__EXERCISE PROMPT__:
All lines in which the word "label" occurs are to be extracted.

* * *

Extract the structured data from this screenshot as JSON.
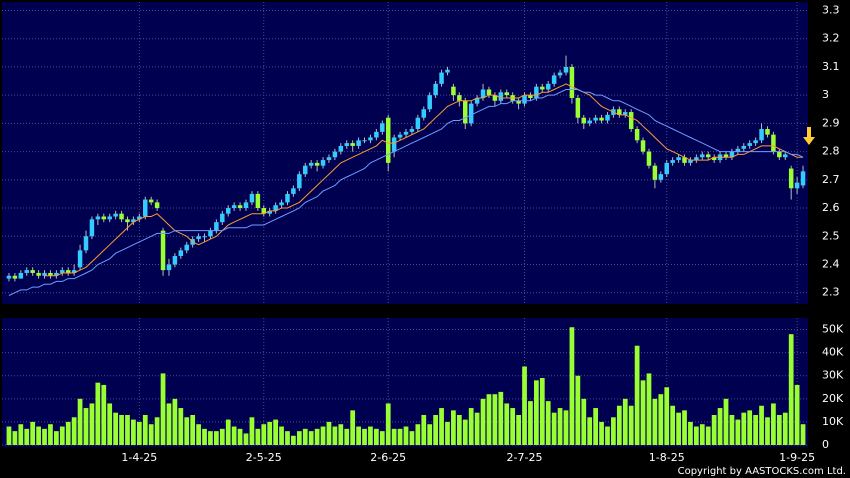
{
  "chart_data": {
    "type": "candlestick",
    "categories": [
      null,
      null,
      null,
      null,
      null,
      null,
      null,
      null,
      null,
      null,
      null,
      null,
      null,
      null,
      null,
      null,
      null,
      null,
      null,
      null,
      null,
      null,
      "1-4-25",
      null,
      null,
      null,
      null,
      null,
      null,
      null,
      null,
      null,
      null,
      null,
      null,
      null,
      null,
      null,
      null,
      null,
      null,
      null,
      null,
      "2-5-25",
      null,
      null,
      null,
      null,
      null,
      null,
      null,
      null,
      null,
      null,
      null,
      null,
      null,
      null,
      null,
      null,
      null,
      null,
      null,
      null,
      "2-6-25",
      null,
      null,
      null,
      null,
      null,
      null,
      null,
      null,
      null,
      null,
      null,
      null,
      null,
      null,
      null,
      null,
      null,
      null,
      null,
      null,
      null,
      null,
      "2-7-25",
      null,
      null,
      null,
      null,
      null,
      null,
      null,
      null,
      null,
      null,
      null,
      null,
      null,
      null,
      null,
      null,
      null,
      null,
      null,
      null,
      null,
      null,
      null,
      "1-8-25",
      null,
      null,
      null,
      null,
      null,
      null,
      null,
      null,
      null,
      null,
      null,
      null,
      null,
      null,
      null,
      null,
      null,
      null,
      null,
      null,
      null,
      "1-9-25",
      null
    ],
    "ohlc": [
      [
        2.35,
        2.37,
        2.34,
        2.36
      ],
      [
        2.36,
        2.37,
        2.34,
        2.35
      ],
      [
        2.35,
        2.38,
        2.35,
        2.37
      ],
      [
        2.37,
        2.39,
        2.36,
        2.38
      ],
      [
        2.38,
        2.39,
        2.36,
        2.37
      ],
      [
        2.37,
        2.38,
        2.35,
        2.36
      ],
      [
        2.36,
        2.38,
        2.35,
        2.37
      ],
      [
        2.37,
        2.38,
        2.35,
        2.36
      ],
      [
        2.36,
        2.38,
        2.35,
        2.37
      ],
      [
        2.37,
        2.39,
        2.36,
        2.38
      ],
      [
        2.38,
        2.39,
        2.36,
        2.37
      ],
      [
        2.37,
        2.4,
        2.36,
        2.38
      ],
      [
        2.39,
        2.47,
        2.38,
        2.45
      ],
      [
        2.45,
        2.52,
        2.44,
        2.5
      ],
      [
        2.5,
        2.57,
        2.49,
        2.56
      ],
      [
        2.56,
        2.58,
        2.54,
        2.57
      ],
      [
        2.57,
        2.58,
        2.55,
        2.56
      ],
      [
        2.56,
        2.58,
        2.55,
        2.57
      ],
      [
        2.57,
        2.59,
        2.56,
        2.58
      ],
      [
        2.58,
        2.59,
        2.55,
        2.56
      ],
      [
        2.56,
        2.57,
        2.52,
        2.55
      ],
      [
        2.55,
        2.57,
        2.54,
        2.56
      ],
      [
        2.56,
        2.58,
        2.55,
        2.57
      ],
      [
        2.57,
        2.64,
        2.56,
        2.63
      ],
      [
        2.63,
        2.64,
        2.61,
        2.62
      ],
      [
        2.62,
        2.63,
        2.59,
        2.6
      ],
      [
        2.52,
        2.53,
        2.36,
        2.38
      ],
      [
        2.38,
        2.42,
        2.36,
        2.4
      ],
      [
        2.4,
        2.44,
        2.39,
        2.43
      ],
      [
        2.43,
        2.46,
        2.42,
        2.45
      ],
      [
        2.45,
        2.48,
        2.44,
        2.47
      ],
      [
        2.47,
        2.5,
        2.46,
        2.49
      ],
      [
        2.49,
        2.51,
        2.48,
        2.5
      ],
      [
        2.5,
        2.51,
        2.48,
        2.5
      ],
      [
        2.5,
        2.53,
        2.49,
        2.52
      ],
      [
        2.52,
        2.56,
        2.51,
        2.55
      ],
      [
        2.55,
        2.59,
        2.54,
        2.58
      ],
      [
        2.58,
        2.61,
        2.57,
        2.6
      ],
      [
        2.6,
        2.62,
        2.59,
        2.61
      ],
      [
        2.61,
        2.62,
        2.59,
        2.6
      ],
      [
        2.6,
        2.63,
        2.59,
        2.62
      ],
      [
        2.62,
        2.66,
        2.61,
        2.65
      ],
      [
        2.65,
        2.66,
        2.59,
        2.6
      ],
      [
        2.6,
        2.61,
        2.57,
        2.58
      ],
      [
        2.58,
        2.6,
        2.57,
        2.59
      ],
      [
        2.59,
        2.62,
        2.58,
        2.61
      ],
      [
        2.61,
        2.63,
        2.6,
        2.62
      ],
      [
        2.62,
        2.66,
        2.61,
        2.65
      ],
      [
        2.65,
        2.68,
        2.64,
        2.67
      ],
      [
        2.67,
        2.73,
        2.66,
        2.72
      ],
      [
        2.72,
        2.76,
        2.71,
        2.75
      ],
      [
        2.75,
        2.77,
        2.74,
        2.76
      ],
      [
        2.76,
        2.77,
        2.73,
        2.75
      ],
      [
        2.75,
        2.78,
        2.74,
        2.77
      ],
      [
        2.77,
        2.79,
        2.76,
        2.78
      ],
      [
        2.78,
        2.81,
        2.77,
        2.8
      ],
      [
        2.8,
        2.83,
        2.79,
        2.82
      ],
      [
        2.82,
        2.84,
        2.81,
        2.83
      ],
      [
        2.83,
        2.84,
        2.8,
        2.82
      ],
      [
        2.82,
        2.85,
        2.81,
        2.84
      ],
      [
        2.84,
        2.85,
        2.83,
        2.84
      ],
      [
        2.84,
        2.86,
        2.83,
        2.85
      ],
      [
        2.85,
        2.88,
        2.84,
        2.87
      ],
      [
        2.87,
        2.91,
        2.86,
        2.9
      ],
      [
        2.92,
        2.93,
        2.73,
        2.76
      ],
      [
        2.8,
        2.86,
        2.78,
        2.85
      ],
      [
        2.85,
        2.87,
        2.84,
        2.86
      ],
      [
        2.86,
        2.88,
        2.85,
        2.87
      ],
      [
        2.87,
        2.89,
        2.86,
        2.88
      ],
      [
        2.88,
        2.93,
        2.87,
        2.92
      ],
      [
        2.92,
        2.96,
        2.91,
        2.95
      ],
      [
        2.95,
        3.01,
        2.94,
        3.0
      ],
      [
        3.0,
        3.05,
        2.99,
        3.04
      ],
      [
        3.04,
        3.09,
        3.03,
        3.08
      ],
      [
        3.08,
        3.1,
        3.07,
        3.09
      ],
      [
        3.03,
        3.04,
        2.98,
        3.0
      ],
      [
        3.0,
        3.01,
        2.96,
        2.98
      ],
      [
        2.98,
        2.99,
        2.88,
        2.9
      ],
      [
        2.9,
        2.98,
        2.89,
        2.97
      ],
      [
        2.97,
        3.0,
        2.96,
        2.99
      ],
      [
        2.99,
        3.04,
        2.98,
        3.02
      ],
      [
        3.02,
        3.03,
        2.99,
        3.0
      ],
      [
        3.0,
        3.01,
        2.96,
        2.98
      ],
      [
        2.98,
        3.02,
        2.97,
        3.01
      ],
      [
        3.01,
        3.02,
        2.99,
        3.0
      ],
      [
        3.0,
        3.01,
        2.97,
        2.98
      ],
      [
        2.98,
        2.99,
        2.95,
        2.97
      ],
      [
        2.97,
        3.01,
        2.96,
        3.0
      ],
      [
        3.0,
        3.01,
        2.98,
        2.99
      ],
      [
        2.99,
        3.04,
        2.98,
        3.03
      ],
      [
        3.03,
        3.04,
        3.01,
        3.02
      ],
      [
        3.02,
        3.05,
        3.01,
        3.04
      ],
      [
        3.04,
        3.08,
        3.03,
        3.07
      ],
      [
        3.07,
        3.09,
        3.06,
        3.08
      ],
      [
        3.08,
        3.14,
        3.07,
        3.1
      ],
      [
        3.1,
        3.11,
        2.97,
        2.99
      ],
      [
        2.99,
        3.0,
        2.9,
        2.92
      ],
      [
        2.92,
        2.93,
        2.88,
        2.9
      ],
      [
        2.9,
        2.92,
        2.89,
        2.91
      ],
      [
        2.91,
        2.93,
        2.9,
        2.92
      ],
      [
        2.92,
        2.93,
        2.9,
        2.91
      ],
      [
        2.91,
        2.94,
        2.9,
        2.93
      ],
      [
        2.93,
        2.96,
        2.92,
        2.95
      ],
      [
        2.95,
        2.96,
        2.92,
        2.93
      ],
      [
        2.93,
        2.95,
        2.92,
        2.94
      ],
      [
        2.94,
        2.95,
        2.87,
        2.88
      ],
      [
        2.88,
        2.89,
        2.83,
        2.84
      ],
      [
        2.84,
        2.85,
        2.79,
        2.8
      ],
      [
        2.8,
        2.81,
        2.74,
        2.75
      ],
      [
        2.75,
        2.76,
        2.67,
        2.7
      ],
      [
        2.7,
        2.73,
        2.69,
        2.72
      ],
      [
        2.72,
        2.77,
        2.71,
        2.76
      ],
      [
        2.76,
        2.78,
        2.75,
        2.77
      ],
      [
        2.77,
        2.79,
        2.76,
        2.78
      ],
      [
        2.78,
        2.79,
        2.75,
        2.76
      ],
      [
        2.76,
        2.78,
        2.75,
        2.77
      ],
      [
        2.77,
        2.79,
        2.76,
        2.78
      ],
      [
        2.78,
        2.8,
        2.77,
        2.79
      ],
      [
        2.79,
        2.8,
        2.77,
        2.78
      ],
      [
        2.78,
        2.79,
        2.76,
        2.77
      ],
      [
        2.77,
        2.8,
        2.76,
        2.79
      ],
      [
        2.79,
        2.8,
        2.77,
        2.78
      ],
      [
        2.78,
        2.81,
        2.77,
        2.8
      ],
      [
        2.8,
        2.82,
        2.79,
        2.81
      ],
      [
        2.81,
        2.83,
        2.8,
        2.82
      ],
      [
        2.82,
        2.84,
        2.81,
        2.83
      ],
      [
        2.83,
        2.85,
        2.82,
        2.84
      ],
      [
        2.84,
        2.9,
        2.83,
        2.88
      ],
      [
        2.88,
        2.89,
        2.85,
        2.86
      ],
      [
        2.86,
        2.87,
        2.79,
        2.8
      ],
      [
        2.8,
        2.81,
        2.77,
        2.78
      ],
      [
        2.78,
        2.8,
        2.77,
        2.79
      ],
      [
        2.74,
        2.75,
        2.63,
        2.67
      ],
      [
        2.67,
        2.71,
        2.65,
        2.69
      ],
      [
        2.68,
        2.75,
        2.67,
        2.73
      ]
    ],
    "up_color": "#33ccff",
    "down_color": "#99ff33",
    "series": [
      {
        "color": "#ff9933",
        "values": [
          null,
          null,
          null,
          null,
          null,
          null,
          2.36,
          2.36,
          2.36,
          2.37,
          2.37,
          2.37,
          2.38,
          2.39,
          2.41,
          2.43,
          2.45,
          2.47,
          2.49,
          2.51,
          2.53,
          2.55,
          2.56,
          2.57,
          2.57,
          2.58,
          2.56,
          2.54,
          2.52,
          2.51,
          2.5,
          2.48,
          2.47,
          2.48,
          2.49,
          2.5,
          2.52,
          2.54,
          2.55,
          2.56,
          2.57,
          2.58,
          2.58,
          2.58,
          2.59,
          2.59,
          2.6,
          2.6,
          2.61,
          2.62,
          2.64,
          2.66,
          2.68,
          2.7,
          2.72,
          2.74,
          2.76,
          2.77,
          2.78,
          2.79,
          2.8,
          2.81,
          2.82,
          2.84,
          2.83,
          2.83,
          2.84,
          2.85,
          2.86,
          2.87,
          2.88,
          2.9,
          2.92,
          2.94,
          2.96,
          2.97,
          2.98,
          2.98,
          2.98,
          2.99,
          2.99,
          3.0,
          3.0,
          2.99,
          2.99,
          2.99,
          2.99,
          3.0,
          3.0,
          3.0,
          3.01,
          3.01,
          3.02,
          3.03,
          3.04,
          3.03,
          3.02,
          3.01,
          3.0,
          2.98,
          2.96,
          2.95,
          2.94,
          2.93,
          2.93,
          2.92,
          2.91,
          2.89,
          2.87,
          2.85,
          2.83,
          2.81,
          2.8,
          2.79,
          2.78,
          2.77,
          2.77,
          2.77,
          2.77,
          2.78,
          2.78,
          2.78,
          2.78,
          2.79,
          2.79,
          2.8,
          2.81,
          2.82,
          2.82,
          2.82,
          2.81,
          2.8,
          2.79,
          2.78,
          2.78
        ]
      },
      {
        "color": "#6f9cff",
        "values": [
          2.29,
          2.3,
          2.31,
          2.31,
          2.32,
          2.32,
          2.33,
          2.33,
          2.34,
          2.34,
          2.35,
          2.35,
          2.36,
          2.37,
          2.38,
          2.4,
          2.41,
          2.42,
          2.44,
          2.45,
          2.46,
          2.47,
          2.48,
          2.49,
          2.5,
          2.51,
          2.51,
          2.51,
          2.52,
          2.52,
          2.52,
          2.52,
          2.52,
          2.52,
          2.52,
          2.52,
          2.52,
          2.53,
          2.53,
          2.53,
          2.53,
          2.54,
          2.54,
          2.54,
          2.55,
          2.56,
          2.57,
          2.58,
          2.59,
          2.6,
          2.62,
          2.63,
          2.64,
          2.66,
          2.67,
          2.68,
          2.7,
          2.71,
          2.72,
          2.73,
          2.74,
          2.76,
          2.77,
          2.78,
          2.79,
          2.8,
          2.81,
          2.82,
          2.83,
          2.84,
          2.85,
          2.86,
          2.87,
          2.88,
          2.9,
          2.91,
          2.91,
          2.92,
          2.93,
          2.94,
          2.95,
          2.96,
          2.96,
          2.97,
          2.97,
          2.98,
          2.98,
          2.98,
          2.98,
          2.99,
          2.99,
          3.0,
          3.0,
          3.01,
          3.02,
          3.02,
          3.02,
          3.01,
          3.01,
          3.0,
          3.0,
          2.99,
          2.98,
          2.98,
          2.97,
          2.96,
          2.95,
          2.94,
          2.93,
          2.91,
          2.9,
          2.89,
          2.88,
          2.87,
          2.86,
          2.85,
          2.84,
          2.83,
          2.82,
          2.81,
          2.8,
          2.8,
          2.8,
          2.8,
          2.8,
          2.8,
          2.8,
          2.8,
          2.8,
          2.8,
          2.8,
          2.8,
          2.79,
          2.79,
          2.78
        ]
      }
    ],
    "ylim": [
      2.26,
      3.33
    ],
    "yticks": [
      2.3,
      2.4,
      2.5,
      2.6,
      2.7,
      2.8,
      2.9,
      3,
      3.1,
      3.2,
      3.3
    ],
    "volume": {
      "color": "#99ff33",
      "ylim": [
        0,
        55000
      ],
      "yticks": [
        0,
        {
          "value": 10000,
          "label": "10K"
        },
        {
          "value": 20000,
          "label": "20K"
        },
        {
          "value": 30000,
          "label": "30K"
        },
        {
          "value": 40000,
          "label": "40K"
        },
        {
          "value": 50000,
          "label": "50K"
        }
      ],
      "values": [
        8000,
        6000,
        9000,
        7000,
        10000,
        8000,
        7000,
        9000,
        6000,
        8000,
        10000,
        12000,
        20000,
        16000,
        18000,
        27000,
        26000,
        18000,
        14000,
        13000,
        13000,
        11000,
        10000,
        13000,
        9000,
        12000,
        31000,
        18000,
        20000,
        16000,
        12000,
        13000,
        9000,
        7000,
        6000,
        6000,
        7000,
        11000,
        8000,
        7000,
        5000,
        12000,
        7000,
        9000,
        10000,
        11000,
        8000,
        6000,
        4000,
        6000,
        7000,
        6000,
        7000,
        8000,
        10000,
        8000,
        9000,
        7000,
        15000,
        8000,
        7000,
        8000,
        7000,
        6000,
        18000,
        7000,
        7000,
        8000,
        6000,
        9000,
        13000,
        9000,
        13000,
        16000,
        10000,
        15000,
        13000,
        11000,
        16000,
        14000,
        20000,
        22000,
        22000,
        23000,
        18000,
        16000,
        13000,
        34000,
        19000,
        28000,
        29000,
        19000,
        14000,
        16000,
        15000,
        51000,
        30000,
        20000,
        12000,
        16000,
        10000,
        8000,
        12000,
        17000,
        20000,
        17000,
        43000,
        28000,
        31000,
        20000,
        22000,
        25000,
        17000,
        14000,
        15000,
        10000,
        8000,
        9000,
        8000,
        13000,
        16000,
        20000,
        13000,
        11000,
        14000,
        15000,
        13000,
        17000,
        12000,
        18000,
        13000,
        14000,
        48000,
        26000,
        9000
      ]
    },
    "copyright": "Copyright by AASTOCKS.com Ltd."
  }
}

* * *

__REPLY TO THE TASK__:
          "label": "10K"
          "label": "20K"
          "label": "30K"
          "label": "40K"
          "label": "50K"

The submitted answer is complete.